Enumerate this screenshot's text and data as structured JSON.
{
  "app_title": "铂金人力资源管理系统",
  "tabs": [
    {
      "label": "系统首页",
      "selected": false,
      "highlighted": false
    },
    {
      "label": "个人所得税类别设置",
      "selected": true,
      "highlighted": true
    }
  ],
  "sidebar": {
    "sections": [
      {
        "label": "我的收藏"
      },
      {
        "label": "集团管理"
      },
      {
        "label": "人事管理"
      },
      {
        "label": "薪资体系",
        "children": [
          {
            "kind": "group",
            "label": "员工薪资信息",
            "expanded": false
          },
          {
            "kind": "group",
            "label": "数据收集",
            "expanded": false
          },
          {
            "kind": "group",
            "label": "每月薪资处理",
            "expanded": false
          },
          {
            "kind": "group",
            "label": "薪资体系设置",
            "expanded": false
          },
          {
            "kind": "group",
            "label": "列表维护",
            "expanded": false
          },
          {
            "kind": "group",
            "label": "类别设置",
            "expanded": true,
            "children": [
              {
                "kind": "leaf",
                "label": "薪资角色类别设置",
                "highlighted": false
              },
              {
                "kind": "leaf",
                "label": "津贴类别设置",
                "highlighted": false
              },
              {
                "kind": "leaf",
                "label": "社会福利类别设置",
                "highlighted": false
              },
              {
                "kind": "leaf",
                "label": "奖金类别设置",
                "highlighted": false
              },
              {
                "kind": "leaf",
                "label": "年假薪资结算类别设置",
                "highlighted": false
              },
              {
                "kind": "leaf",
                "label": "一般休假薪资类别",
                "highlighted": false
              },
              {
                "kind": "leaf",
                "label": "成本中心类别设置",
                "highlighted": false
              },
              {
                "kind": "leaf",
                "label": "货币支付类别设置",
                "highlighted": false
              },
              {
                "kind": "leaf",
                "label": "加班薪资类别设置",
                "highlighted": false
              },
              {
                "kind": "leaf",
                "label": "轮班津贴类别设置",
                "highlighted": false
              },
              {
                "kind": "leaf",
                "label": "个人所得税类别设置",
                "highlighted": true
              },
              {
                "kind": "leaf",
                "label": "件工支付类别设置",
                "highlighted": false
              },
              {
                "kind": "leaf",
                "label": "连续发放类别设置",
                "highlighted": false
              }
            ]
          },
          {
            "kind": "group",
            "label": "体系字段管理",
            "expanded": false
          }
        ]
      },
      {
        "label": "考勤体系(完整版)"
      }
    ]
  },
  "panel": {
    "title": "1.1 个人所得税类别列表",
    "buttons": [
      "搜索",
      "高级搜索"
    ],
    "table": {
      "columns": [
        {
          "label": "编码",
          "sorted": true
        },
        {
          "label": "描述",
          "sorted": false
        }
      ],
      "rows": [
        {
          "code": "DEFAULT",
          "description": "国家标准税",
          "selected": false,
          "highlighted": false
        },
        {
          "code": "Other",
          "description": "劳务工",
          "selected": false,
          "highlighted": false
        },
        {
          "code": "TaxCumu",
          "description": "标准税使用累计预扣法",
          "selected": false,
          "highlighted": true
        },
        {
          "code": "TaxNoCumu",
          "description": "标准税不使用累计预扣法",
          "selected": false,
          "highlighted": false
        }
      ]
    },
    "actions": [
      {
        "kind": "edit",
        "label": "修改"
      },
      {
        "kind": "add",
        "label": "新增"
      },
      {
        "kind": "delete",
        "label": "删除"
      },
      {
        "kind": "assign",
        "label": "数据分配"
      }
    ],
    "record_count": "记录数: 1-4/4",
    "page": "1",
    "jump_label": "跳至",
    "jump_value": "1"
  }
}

__Stated goal__
Using the listing above, please repeat every entry exactly.

__Written solution__
Enumerate this screenshot's text and data as structured JSON.
{
  "app_title": "铂金人力资源管理系统",
  "tabs": [
    {
      "label": "系统首页",
      "selected": false,
      "highlighted": false
    },
    {
      "label": "个人所得税类别设置",
      "selected": true,
      "highlighted": true
    }
  ],
  "sidebar": {
    "sections": [
      {
        "label": "我的收藏"
      },
      {
        "label": "集团管理"
      },
      {
        "label": "人事管理"
      },
      {
        "label": "薪资体系",
        "children": [
          {
            "kind": "group",
            "label": "员工薪资信息",
            "expanded": false
          },
          {
            "kind": "group",
            "label": "数据收集",
            "expanded": false
          },
          {
            "kind": "group",
            "label": "每月薪资处理",
            "expanded": false
          },
          {
            "kind": "group",
            "label": "薪资体系设置",
            "expanded": false
          },
          {
            "kind": "group",
            "label": "列表维护",
            "expanded": false
          },
          {
            "kind": "group",
            "label": "类别设置",
            "expanded": true,
            "children": [
              {
                "kind": "leaf",
                "label": "薪资角色类别设置",
                "highlighted": false
              },
              {
                "kind": "leaf",
                "label": "津贴类别设置",
                "highlighted": false
              },
              {
                "kind": "leaf",
                "label": "社会福利类别设置",
                "highlighted": false
              },
              {
                "kind": "leaf",
                "label": "奖金类别设置",
                "highlighted": false
              },
              {
                "kind": "leaf",
                "label": "年假薪资结算类别设置",
                "highlighted": false
              },
              {
                "kind": "leaf",
                "label": "一般休假薪资类别",
                "highlighted": false
              },
              {
                "kind": "leaf",
                "label": "成本中心类别设置",
                "highlighted": false
              },
              {
                "kind": "leaf",
                "label": "货币支付类别设置",
                "highlighted": false
              },
              {
                "kind": "leaf",
                "label": "加班薪资类别设置",
                "highlighted": false
              },
              {
                "kind": "leaf",
                "label": "轮班津贴类别设置",
                "highlighted": false
              },
              {
                "kind": "leaf",
                "label": "个人所得税类别设置",
                "highlighted": true
              },
              {
                "kind": "leaf",
                "label": "件工支付类别设置",
                "highlighted": false
              },
              {
                "kind": "leaf",
                "label": "连续发放类别设置",
                "highlighted": false
              }
            ]
          },
          {
            "kind": "group",
            "label": "体系字段管理",
            "expanded": false
          }
        ]
      },
      {
        "label": "考勤体系(完整版)"
      }
    ]
  },
  "panel": {
    "title": "1.1 个人所得税类别列表",
    "buttons": [
      "搜索",
      "高级搜索"
    ],
    "table": {
      "columns": [
        {
          "label": "编码",
          "sorted": true
        },
        {
          "label": "描述",
          "sorted": false
        }
      ],
      "rows": [
        {
          "code": "DEFAULT",
          "description": "国家标准税",
          "selected": false,
          "highlighted": false
        },
        {
          "code": "Other",
          "description": "劳务工",
          "selected": false,
          "highlighted": false
        },
        {
          "code": "TaxCumu",
          "description": "标准税使用累计预扣法",
          "selected": false,
          "highlighted": true
        },
        {
          "code": "TaxNoCumu",
          "description": "标准税不使用累计预扣法",
          "selected": false,
          "highlighted": false
        }
      ]
    },
    "actions": [
      {
        "kind": "edit",
        "label": "修改"
      },
      {
        "kind": "add",
        "label": "新增"
      },
      {
        "kind": "delete",
        "label": "删除"
      },
      {
        "kind": "assign",
        "label": "数据分配"
      }
    ],
    "record_count": "记录数: 1-4/4",
    "page": "1",
    "jump_label": "跳至",
    "jump_value": "1"
  }
}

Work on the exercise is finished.